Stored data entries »
· · · · · · ·

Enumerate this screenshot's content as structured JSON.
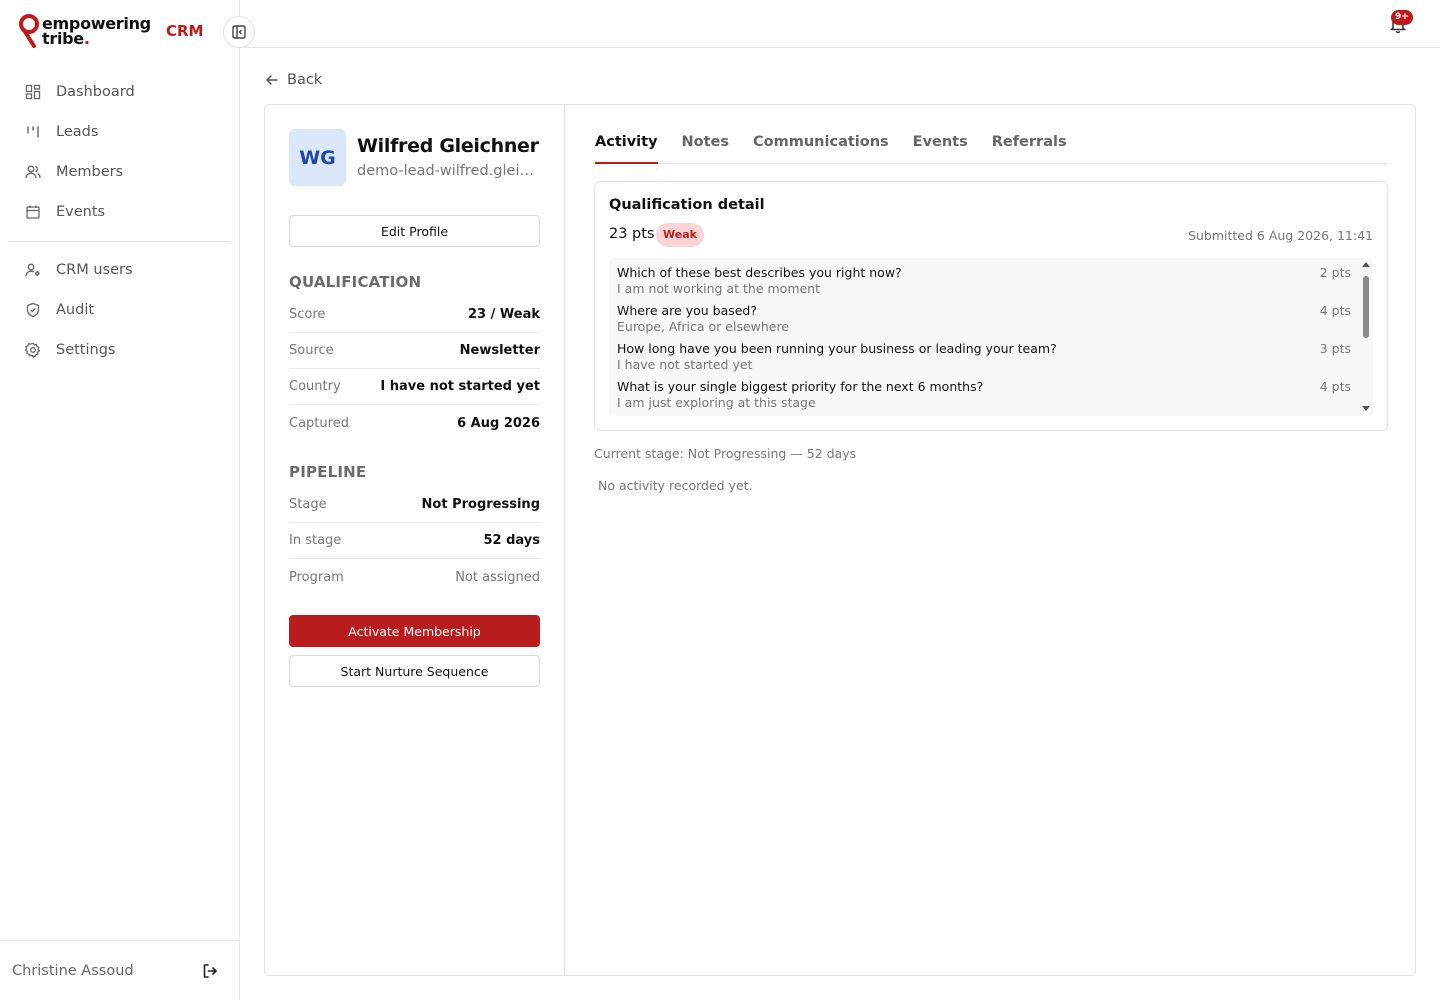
{
  "brand": {
    "line1": "empowering",
    "line2": "tribe",
    "dot": ".",
    "product": "CRM"
  },
  "sidebar": {
    "items": [
      {
        "label": "Dashboard",
        "icon": "dashboard-icon"
      },
      {
        "label": "Leads",
        "icon": "leads-icon"
      },
      {
        "label": "Members",
        "icon": "members-icon"
      },
      {
        "label": "Events",
        "icon": "calendar-icon"
      }
    ],
    "admin_items": [
      {
        "label": "CRM users",
        "icon": "users-icon"
      },
      {
        "label": "Audit",
        "icon": "shield-icon"
      },
      {
        "label": "Settings",
        "icon": "gear-icon"
      }
    ],
    "user_name": "Christine Assoud"
  },
  "topbar": {
    "notification_count": "9+"
  },
  "back_label": "Back",
  "lead": {
    "initials": "WG",
    "name": "Wilfred Gleichner",
    "id": "demo-lead-wilfred.gleichner",
    "edit_label": "Edit Profile"
  },
  "qualification": {
    "title": "QUALIFICATION",
    "rows": [
      {
        "key": "Score",
        "value": "23 / Weak"
      },
      {
        "key": "Source",
        "value": "Newsletter"
      },
      {
        "key": "Country",
        "value": "I have not started yet"
      },
      {
        "key": "Captured",
        "value": "6 Aug 2026"
      }
    ]
  },
  "pipeline": {
    "title": "PIPELINE",
    "rows": [
      {
        "key": "Stage",
        "value": "Not Progressing"
      },
      {
        "key": "In stage",
        "value": "52 days"
      },
      {
        "key": "Program",
        "value": "Not assigned"
      }
    ]
  },
  "actions": {
    "activate": "Activate Membership",
    "nurture": "Start Nurture Sequence"
  },
  "tabs": [
    "Activity",
    "Notes",
    "Communications",
    "Events",
    "Referrals"
  ],
  "qual_detail": {
    "title": "Qualification detail",
    "points": "23 pts",
    "badge": "Weak",
    "submitted": "Submitted 6 Aug 2026, 11:41",
    "items": [
      {
        "q": "Which of these best describes you right now?",
        "a": "I am not working at the moment",
        "pts": "2 pts"
      },
      {
        "q": "Where are you based?",
        "a": "Europe, Africa or elsewhere",
        "pts": "4 pts"
      },
      {
        "q": "How long have you been running your business or leading your team?",
        "a": "I have not started yet",
        "pts": "3 pts"
      },
      {
        "q": "What is your single biggest priority for the next 6 months?",
        "a": "I am just exploring at this stage",
        "pts": "4 pts"
      }
    ]
  },
  "stage_line": "Current stage: Not Progressing — 52 days",
  "no_activity": "No activity recorded yet.",
  "colors": {
    "brand_red": "#c0191c",
    "avatar_bg": "#dbe7fb",
    "avatar_fg": "#1f47a8",
    "weak_bg": "#fbd5d5"
  }
}
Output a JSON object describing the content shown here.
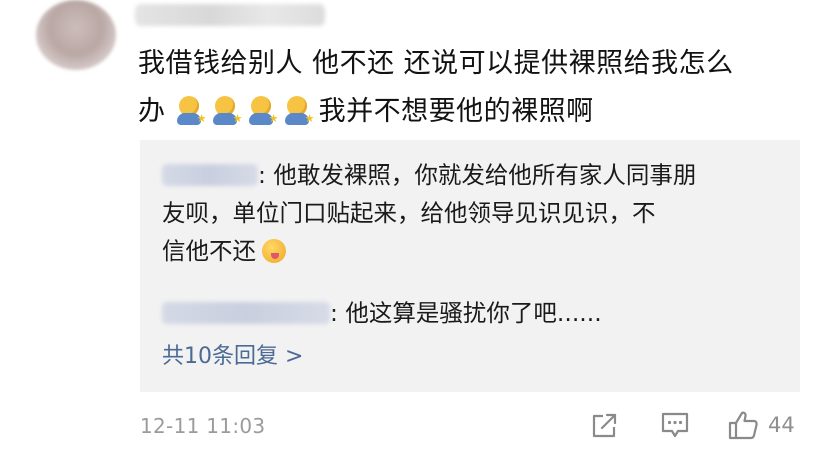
{
  "comment": {
    "post_line1": "我借钱给别人 他不还 还说可以提供裸照给我怎么",
    "post_line2_prefix": "办",
    "post_line2_suffix": "我并不想要他的裸照啊",
    "emoji": "sweat-smile-emoji",
    "timestamp": "12-11 11:03",
    "like_count": "44"
  },
  "replies": [
    {
      "line1": ": 他敢发裸照，你就发给他所有家人同事朋",
      "line2": "友呗，单位门口贴起来，给他领导见识见识，不",
      "line3": "信他不还",
      "emoji": "yum-emoji"
    },
    {
      "line1": ": 他这算是骚扰你了吧......"
    }
  ],
  "more_replies_label": "共10条回复 >",
  "icons": {
    "share": "share-icon",
    "comment": "comment-icon",
    "like": "thumbs-up-icon"
  },
  "colors": {
    "link": "#4b6a95",
    "reply_bg": "#f2f2f2",
    "meta_gray": "#9b9b9b"
  }
}
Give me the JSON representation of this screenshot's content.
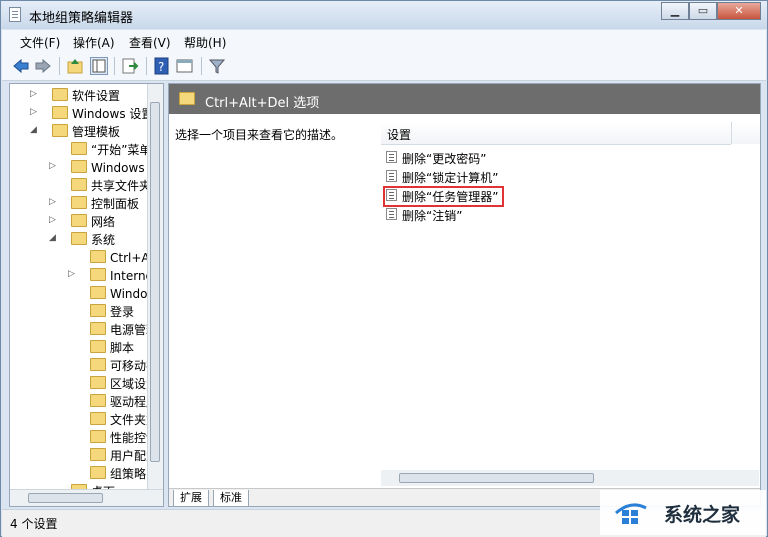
{
  "window": {
    "title": "本地组策略编辑器"
  },
  "menu": [
    "文件(F)",
    "操作(A)",
    "查看(V)",
    "帮助(H)"
  ],
  "tree": [
    {
      "label": "软件设置",
      "expander": "right"
    },
    {
      "label": "Windows 设置",
      "expander": "right"
    },
    {
      "label": "管理模板",
      "expander": "down"
    },
    {
      "label": "“开始”菜单",
      "expander": ""
    },
    {
      "label": "Windows 组件",
      "expander": "right"
    },
    {
      "label": "共享文件夹",
      "expander": ""
    },
    {
      "label": "控制面板",
      "expander": "right"
    },
    {
      "label": "网络",
      "expander": "right"
    },
    {
      "label": "系统",
      "expander": "down"
    },
    {
      "label": "Ctrl+Alt+Del 选项",
      "expander": ""
    },
    {
      "label": "Internet 通信管理",
      "expander": "right"
    },
    {
      "label": "Windows 文件保护",
      "expander": ""
    },
    {
      "label": "登录",
      "expander": ""
    },
    {
      "label": "电源管理",
      "expander": ""
    },
    {
      "label": "脚本",
      "expander": ""
    },
    {
      "label": "可移动存储访问",
      "expander": ""
    },
    {
      "label": "区域设置服务",
      "expander": ""
    },
    {
      "label": "驱动程序安装",
      "expander": ""
    },
    {
      "label": "文件夹重定向",
      "expander": ""
    },
    {
      "label": "性能控制面板",
      "expander": ""
    },
    {
      "label": "用户配置文件",
      "expander": ""
    },
    {
      "label": "组策略",
      "expander": ""
    },
    {
      "label": "桌面",
      "expander": ""
    }
  ],
  "right": {
    "header_title": "Ctrl+Alt+Del 选项",
    "description": "选择一个项目来查看它的描述。",
    "column_header": "设置",
    "policies": [
      "删除“更改密码”",
      "删除“锁定计算机”",
      "删除“任务管理器”",
      "删除“注销”"
    ],
    "tabs": [
      "扩展",
      "标准"
    ]
  },
  "status": {
    "text": "4 个设置"
  },
  "watermark": {
    "text": "系统之家"
  }
}
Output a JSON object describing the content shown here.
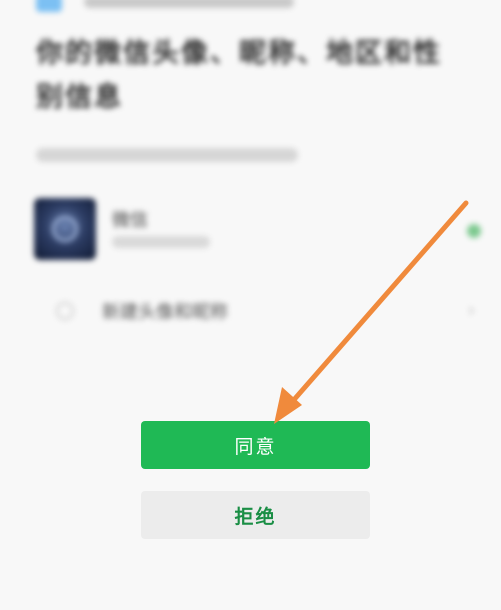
{
  "dialog": {
    "title": "你的微信头像、昵称、地区和性别信息",
    "account": {
      "name": "微信"
    },
    "option": {
      "label": "新建头像和昵称"
    }
  },
  "buttons": {
    "agree_label": "同意",
    "reject_label": "拒绝"
  },
  "colors": {
    "agree_bg": "#1fb955",
    "reject_text": "#1a8e45",
    "arrow": "#f08a3c"
  },
  "icons": {
    "avatar": "account-avatar-icon",
    "arrow": "arrow-annotation-icon"
  }
}
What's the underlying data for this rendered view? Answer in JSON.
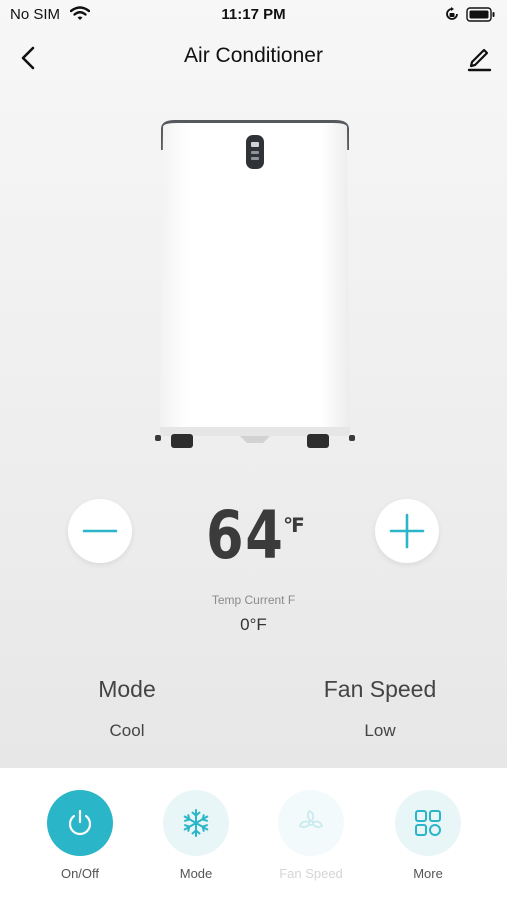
{
  "status_bar": {
    "carrier": "No SIM",
    "time": "11:17 PM"
  },
  "nav": {
    "title": "Air Conditioner"
  },
  "temperature": {
    "setpoint": "64",
    "unit": "℉",
    "current_label": "Temp Current F",
    "current_value": "0°F"
  },
  "info": {
    "mode_title": "Mode",
    "mode_value": "Cool",
    "fan_title": "Fan Speed",
    "fan_value": "Low"
  },
  "actions": {
    "onoff": "On/Off",
    "mode": "Mode",
    "fan_speed": "Fan Speed",
    "more": "More"
  },
  "colors": {
    "accent": "#2bb5c8",
    "accent_light": "#e8f6f8"
  },
  "icons": {
    "wifi": "wifi-icon",
    "lock": "orientation-lock-icon",
    "battery": "battery-icon",
    "back": "chevron-left-icon",
    "edit": "pencil-icon",
    "minus": "minus-icon",
    "plus": "plus-icon",
    "power": "power-icon",
    "snowflake": "snowflake-icon",
    "fan": "fan-icon",
    "grid": "grid-icon"
  }
}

· · · · · · ·

EXERCISE » Restate the records above in full, word for word. Keep pictures out.

TASK ANSWER »
Enumerate this screenshot's content as structured JSON.
{
  "brand": {
    "line1": "empowering",
    "line2": "tribe",
    "dot": ".",
    "product": "CRM"
  },
  "sidebar": {
    "items": [
      {
        "label": "Dashboard",
        "icon": "dashboard-icon"
      },
      {
        "label": "Leads",
        "icon": "leads-icon"
      },
      {
        "label": "Members",
        "icon": "members-icon"
      },
      {
        "label": "Events",
        "icon": "calendar-icon"
      }
    ],
    "admin_items": [
      {
        "label": "CRM users",
        "icon": "users-icon"
      },
      {
        "label": "Audit",
        "icon": "shield-icon"
      },
      {
        "label": "Settings",
        "icon": "gear-icon"
      }
    ],
    "user_name": "Christine Assoud"
  },
  "topbar": {
    "notification_count": "9+"
  },
  "back_label": "Back",
  "lead": {
    "initials": "WG",
    "name": "Wilfred Gleichner",
    "id": "demo-lead-wilfred.gleichner",
    "edit_label": "Edit Profile"
  },
  "qualification": {
    "title": "QUALIFICATION",
    "rows": [
      {
        "key": "Score",
        "value": "23 / Weak"
      },
      {
        "key": "Source",
        "value": "Newsletter"
      },
      {
        "key": "Country",
        "value": "I have not started yet"
      },
      {
        "key": "Captured",
        "value": "6 Aug 2026"
      }
    ]
  },
  "pipeline": {
    "title": "PIPELINE",
    "rows": [
      {
        "key": "Stage",
        "value": "Not Progressing"
      },
      {
        "key": "In stage",
        "value": "52 days"
      },
      {
        "key": "Program",
        "value": "Not assigned"
      }
    ]
  },
  "actions": {
    "activate": "Activate Membership",
    "nurture": "Start Nurture Sequence"
  },
  "tabs": [
    "Activity",
    "Notes",
    "Communications",
    "Events",
    "Referrals"
  ],
  "qual_detail": {
    "title": "Qualification detail",
    "points": "23 pts",
    "badge": "Weak",
    "submitted": "Submitted 6 Aug 2026, 11:41",
    "items": [
      {
        "q": "Which of these best describes you right now?",
        "a": "I am not working at the moment",
        "pts": "2 pts"
      },
      {
        "q": "Where are you based?",
        "a": "Europe, Africa or elsewhere",
        "pts": "4 pts"
      },
      {
        "q": "How long have you been running your business or leading your team?",
        "a": "I have not started yet",
        "pts": "3 pts"
      },
      {
        "q": "What is your single biggest priority for the next 6 months?",
        "a": "I am just exploring at this stage",
        "pts": "4 pts"
      }
    ]
  },
  "stage_line": "Current stage: Not Progressing — 52 days",
  "no_activity": "No activity recorded yet.",
  "colors": {
    "brand_red": "#c0191c",
    "avatar_bg": "#dbe7fb",
    "avatar_fg": "#1f47a8",
    "weak_bg": "#fbd5d5"
  }
}
Output a JSON object describing the content shown here.
{
  "comment": {
    "post_line1": "我借钱给别人 他不还 还说可以提供裸照给我怎么",
    "post_line2_prefix": "办",
    "post_line2_suffix": "我并不想要他的裸照啊",
    "emoji": "sweat-smile-emoji",
    "timestamp": "12-11 11:03",
    "like_count": "44"
  },
  "replies": [
    {
      "line1": ": 他敢发裸照，你就发给他所有家人同事朋",
      "line2": "友呗，单位门口贴起来，给他领导见识见识，不",
      "line3": "信他不还",
      "emoji": "yum-emoji"
    },
    {
      "line1": ": 他这算是骚扰你了吧......"
    }
  ],
  "more_replies_label": "共10条回复 >",
  "icons": {
    "share": "share-icon",
    "comment": "comment-icon",
    "like": "thumbs-up-icon"
  },
  "colors": {
    "link": "#4b6a95",
    "reply_bg": "#f2f2f2",
    "meta_gray": "#9b9b9b"
  }
}
Give me the JSON representation of this screenshot's content.
{
  "window": {
    "title": "本地组策略编辑器"
  },
  "menu": [
    "文件(F)",
    "操作(A)",
    "查看(V)",
    "帮助(H)"
  ],
  "tree": [
    {
      "label": "软件设置",
      "expander": "right"
    },
    {
      "label": "Windows 设置",
      "expander": "right"
    },
    {
      "label": "管理模板",
      "expander": "down"
    },
    {
      "label": "“开始”菜单",
      "expander": ""
    },
    {
      "label": "Windows 组件",
      "expander": "right"
    },
    {
      "label": "共享文件夹",
      "expander": ""
    },
    {
      "label": "控制面板",
      "expander": "right"
    },
    {
      "label": "网络",
      "expander": "right"
    },
    {
      "label": "系统",
      "expander": "down"
    },
    {
      "label": "Ctrl+Alt+Del 选项",
      "expander": ""
    },
    {
      "label": "Internet 通信管理",
      "expander": "right"
    },
    {
      "label": "Windows 文件保护",
      "expander": ""
    },
    {
      "label": "登录",
      "expander": ""
    },
    {
      "label": "电源管理",
      "expander": ""
    },
    {
      "label": "脚本",
      "expander": ""
    },
    {
      "label": "可移动存储访问",
      "expander": ""
    },
    {
      "label": "区域设置服务",
      "expander": ""
    },
    {
      "label": "驱动程序安装",
      "expander": ""
    },
    {
      "label": "文件夹重定向",
      "expander": ""
    },
    {
      "label": "性能控制面板",
      "expander": ""
    },
    {
      "label": "用户配置文件",
      "expander": ""
    },
    {
      "label": "组策略",
      "expander": ""
    },
    {
      "label": "桌面",
      "expander": ""
    }
  ],
  "right": {
    "header_title": "Ctrl+Alt+Del 选项",
    "description": "选择一个项目来查看它的描述。",
    "column_header": "设置",
    "policies": [
      "删除“更改密码”",
      "删除“锁定计算机”",
      "删除“任务管理器”",
      "删除“注销”"
    ],
    "tabs": [
      "扩展",
      "标准"
    ]
  },
  "status": {
    "text": "4 个设置"
  },
  "watermark": {
    "text": "系统之家"
  }
}
Output a JSON object describing the content shown here.
{
  "dialog": {
    "title": "你的微信头像、昵称、地区和性别信息",
    "account": {
      "name": "微信"
    },
    "option": {
      "label": "新建头像和昵称"
    }
  },
  "buttons": {
    "agree_label": "同意",
    "reject_label": "拒绝"
  },
  "colors": {
    "agree_bg": "#1fb955",
    "reject_text": "#1a8e45",
    "arrow": "#f08a3c"
  },
  "icons": {
    "avatar": "account-avatar-icon",
    "arrow": "arrow-annotation-icon"
  }
}
What's the underlying data for this rendered view? Answer in JSON.
{
  "status_bar": {
    "carrier": "No SIM",
    "time": "11:17 PM"
  },
  "nav": {
    "title": "Air Conditioner"
  },
  "temperature": {
    "setpoint": "64",
    "unit": "℉",
    "current_label": "Temp Current F",
    "current_value": "0°F"
  },
  "info": {
    "mode_title": "Mode",
    "mode_value": "Cool",
    "fan_title": "Fan Speed",
    "fan_value": "Low"
  },
  "actions": {
    "onoff": "On/Off",
    "mode": "Mode",
    "fan_speed": "Fan Speed",
    "more": "More"
  },
  "colors": {
    "accent": "#2bb5c8",
    "accent_light": "#e8f6f8"
  },
  "icons": {
    "wifi": "wifi-icon",
    "lock": "orientation-lock-icon",
    "battery": "battery-icon",
    "back": "chevron-left-icon",
    "edit": "pencil-icon",
    "minus": "minus-icon",
    "plus": "plus-icon",
    "power": "power-icon",
    "snowflake": "snowflake-icon",
    "fan": "fan-icon",
    "grid": "grid-icon"
  }
}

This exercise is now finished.